> [What you have to do]: Go through the records and extract every line with the word "ουσιαστικών".

> [Supplied information]:
________________________________________
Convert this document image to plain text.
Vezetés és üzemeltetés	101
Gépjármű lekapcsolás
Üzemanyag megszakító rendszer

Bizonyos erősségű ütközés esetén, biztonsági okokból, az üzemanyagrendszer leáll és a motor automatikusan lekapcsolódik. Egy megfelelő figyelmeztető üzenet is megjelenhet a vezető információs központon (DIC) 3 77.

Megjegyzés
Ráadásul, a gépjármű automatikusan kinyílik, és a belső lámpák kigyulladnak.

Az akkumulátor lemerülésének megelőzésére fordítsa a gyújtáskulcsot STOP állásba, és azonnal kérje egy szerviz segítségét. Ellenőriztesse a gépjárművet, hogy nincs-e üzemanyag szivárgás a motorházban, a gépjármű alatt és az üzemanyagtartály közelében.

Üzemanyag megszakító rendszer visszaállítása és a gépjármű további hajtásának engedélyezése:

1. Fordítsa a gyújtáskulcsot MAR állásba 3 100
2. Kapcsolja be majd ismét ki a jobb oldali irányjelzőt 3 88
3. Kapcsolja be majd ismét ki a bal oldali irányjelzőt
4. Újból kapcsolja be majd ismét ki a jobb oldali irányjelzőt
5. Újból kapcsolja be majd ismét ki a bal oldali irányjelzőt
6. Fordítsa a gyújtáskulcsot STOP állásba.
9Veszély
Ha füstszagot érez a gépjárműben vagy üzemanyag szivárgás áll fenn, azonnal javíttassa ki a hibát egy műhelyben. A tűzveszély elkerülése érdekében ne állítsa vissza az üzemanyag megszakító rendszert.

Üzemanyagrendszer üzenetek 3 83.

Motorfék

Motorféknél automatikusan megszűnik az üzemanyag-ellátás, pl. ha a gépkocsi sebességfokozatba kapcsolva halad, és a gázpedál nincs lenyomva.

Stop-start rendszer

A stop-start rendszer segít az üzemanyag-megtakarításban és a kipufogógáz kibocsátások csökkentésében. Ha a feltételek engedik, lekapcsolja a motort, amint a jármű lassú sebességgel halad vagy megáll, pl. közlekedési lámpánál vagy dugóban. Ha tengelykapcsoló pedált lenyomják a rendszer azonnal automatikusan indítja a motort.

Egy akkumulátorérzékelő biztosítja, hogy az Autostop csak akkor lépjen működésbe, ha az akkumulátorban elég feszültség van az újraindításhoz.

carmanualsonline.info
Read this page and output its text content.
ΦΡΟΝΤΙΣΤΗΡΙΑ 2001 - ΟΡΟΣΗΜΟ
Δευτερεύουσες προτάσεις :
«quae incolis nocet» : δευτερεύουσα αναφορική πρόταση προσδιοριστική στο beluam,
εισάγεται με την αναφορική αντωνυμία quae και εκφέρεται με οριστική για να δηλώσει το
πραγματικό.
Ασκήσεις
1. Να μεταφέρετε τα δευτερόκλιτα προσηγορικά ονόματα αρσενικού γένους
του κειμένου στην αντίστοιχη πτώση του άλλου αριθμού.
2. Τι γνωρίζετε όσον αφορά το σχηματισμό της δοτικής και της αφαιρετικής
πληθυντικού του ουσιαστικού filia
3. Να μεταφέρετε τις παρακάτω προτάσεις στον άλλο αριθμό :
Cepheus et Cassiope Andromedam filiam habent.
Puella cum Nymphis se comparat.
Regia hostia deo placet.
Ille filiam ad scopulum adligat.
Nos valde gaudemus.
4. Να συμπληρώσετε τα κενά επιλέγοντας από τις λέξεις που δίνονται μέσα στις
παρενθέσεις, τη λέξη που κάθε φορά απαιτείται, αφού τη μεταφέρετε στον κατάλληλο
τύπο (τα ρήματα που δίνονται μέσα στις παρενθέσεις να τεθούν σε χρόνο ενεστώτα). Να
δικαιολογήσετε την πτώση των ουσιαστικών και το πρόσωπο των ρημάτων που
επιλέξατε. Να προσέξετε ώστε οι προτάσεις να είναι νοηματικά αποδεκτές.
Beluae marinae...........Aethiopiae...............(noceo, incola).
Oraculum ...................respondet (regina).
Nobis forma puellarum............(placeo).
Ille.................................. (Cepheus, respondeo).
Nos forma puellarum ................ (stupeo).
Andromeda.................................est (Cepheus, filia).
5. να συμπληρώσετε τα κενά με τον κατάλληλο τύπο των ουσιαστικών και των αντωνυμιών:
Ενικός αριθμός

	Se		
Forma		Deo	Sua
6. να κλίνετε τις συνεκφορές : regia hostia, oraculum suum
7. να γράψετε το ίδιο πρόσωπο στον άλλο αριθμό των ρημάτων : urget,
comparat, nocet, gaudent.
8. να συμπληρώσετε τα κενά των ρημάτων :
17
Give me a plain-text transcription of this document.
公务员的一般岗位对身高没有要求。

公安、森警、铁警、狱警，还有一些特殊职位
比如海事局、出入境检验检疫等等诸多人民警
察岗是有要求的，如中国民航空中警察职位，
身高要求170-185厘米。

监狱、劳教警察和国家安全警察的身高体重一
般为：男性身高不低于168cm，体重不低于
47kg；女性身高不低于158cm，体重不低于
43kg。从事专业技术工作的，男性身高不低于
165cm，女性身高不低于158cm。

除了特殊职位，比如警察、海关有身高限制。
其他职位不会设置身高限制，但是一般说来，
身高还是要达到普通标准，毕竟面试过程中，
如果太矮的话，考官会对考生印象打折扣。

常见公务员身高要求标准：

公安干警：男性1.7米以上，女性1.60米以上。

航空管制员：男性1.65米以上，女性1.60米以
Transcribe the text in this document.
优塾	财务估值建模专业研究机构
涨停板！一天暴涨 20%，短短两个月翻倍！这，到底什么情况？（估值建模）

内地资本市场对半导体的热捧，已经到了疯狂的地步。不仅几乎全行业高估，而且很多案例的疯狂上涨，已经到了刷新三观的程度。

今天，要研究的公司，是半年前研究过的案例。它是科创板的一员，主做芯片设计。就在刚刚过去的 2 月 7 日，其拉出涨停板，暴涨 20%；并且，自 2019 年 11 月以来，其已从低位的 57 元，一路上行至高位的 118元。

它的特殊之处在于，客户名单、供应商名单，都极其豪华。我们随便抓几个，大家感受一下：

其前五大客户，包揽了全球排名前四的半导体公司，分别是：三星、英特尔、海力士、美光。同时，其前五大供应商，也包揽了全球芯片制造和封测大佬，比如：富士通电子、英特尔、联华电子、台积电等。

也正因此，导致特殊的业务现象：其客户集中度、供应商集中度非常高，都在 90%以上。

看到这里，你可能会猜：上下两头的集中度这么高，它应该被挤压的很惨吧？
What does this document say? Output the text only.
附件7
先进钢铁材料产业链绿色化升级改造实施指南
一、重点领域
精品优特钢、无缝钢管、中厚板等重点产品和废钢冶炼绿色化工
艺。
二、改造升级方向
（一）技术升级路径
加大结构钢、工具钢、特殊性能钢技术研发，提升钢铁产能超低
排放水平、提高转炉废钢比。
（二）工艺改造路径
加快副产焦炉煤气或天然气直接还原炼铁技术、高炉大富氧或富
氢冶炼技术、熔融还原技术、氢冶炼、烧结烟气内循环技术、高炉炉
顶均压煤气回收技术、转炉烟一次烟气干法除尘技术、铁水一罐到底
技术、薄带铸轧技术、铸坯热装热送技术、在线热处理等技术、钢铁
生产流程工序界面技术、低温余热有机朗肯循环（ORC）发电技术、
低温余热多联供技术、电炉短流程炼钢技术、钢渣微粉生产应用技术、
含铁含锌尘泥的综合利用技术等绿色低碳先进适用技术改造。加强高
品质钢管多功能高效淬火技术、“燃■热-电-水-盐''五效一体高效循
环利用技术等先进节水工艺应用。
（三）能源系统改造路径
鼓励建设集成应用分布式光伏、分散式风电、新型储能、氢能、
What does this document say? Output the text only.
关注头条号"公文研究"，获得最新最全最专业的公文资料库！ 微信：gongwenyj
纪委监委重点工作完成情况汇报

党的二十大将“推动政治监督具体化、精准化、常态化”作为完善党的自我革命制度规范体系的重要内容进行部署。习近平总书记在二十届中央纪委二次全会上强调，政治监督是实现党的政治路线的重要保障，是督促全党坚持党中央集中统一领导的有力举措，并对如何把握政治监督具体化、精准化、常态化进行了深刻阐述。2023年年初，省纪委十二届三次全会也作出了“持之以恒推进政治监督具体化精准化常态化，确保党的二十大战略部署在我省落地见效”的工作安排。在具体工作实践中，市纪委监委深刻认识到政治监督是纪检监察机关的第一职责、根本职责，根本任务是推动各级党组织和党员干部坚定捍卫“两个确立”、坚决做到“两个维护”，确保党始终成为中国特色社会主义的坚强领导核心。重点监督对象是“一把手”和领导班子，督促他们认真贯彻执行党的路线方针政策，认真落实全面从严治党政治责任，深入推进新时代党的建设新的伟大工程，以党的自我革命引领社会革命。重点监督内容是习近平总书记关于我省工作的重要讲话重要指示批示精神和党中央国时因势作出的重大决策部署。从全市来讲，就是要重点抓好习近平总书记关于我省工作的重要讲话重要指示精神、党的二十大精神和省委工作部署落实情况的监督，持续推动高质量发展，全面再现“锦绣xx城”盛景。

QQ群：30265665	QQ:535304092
________________________________________
> [Correct response]:
δικαιολογήσετε την πτώση των ουσιαστικών και το πρόσωπο των ρημάτων που
5. να συμπληρώσετε τα κενά με τον κατάλληλο τύπο των ουσιαστικών και των αντωνυμιών:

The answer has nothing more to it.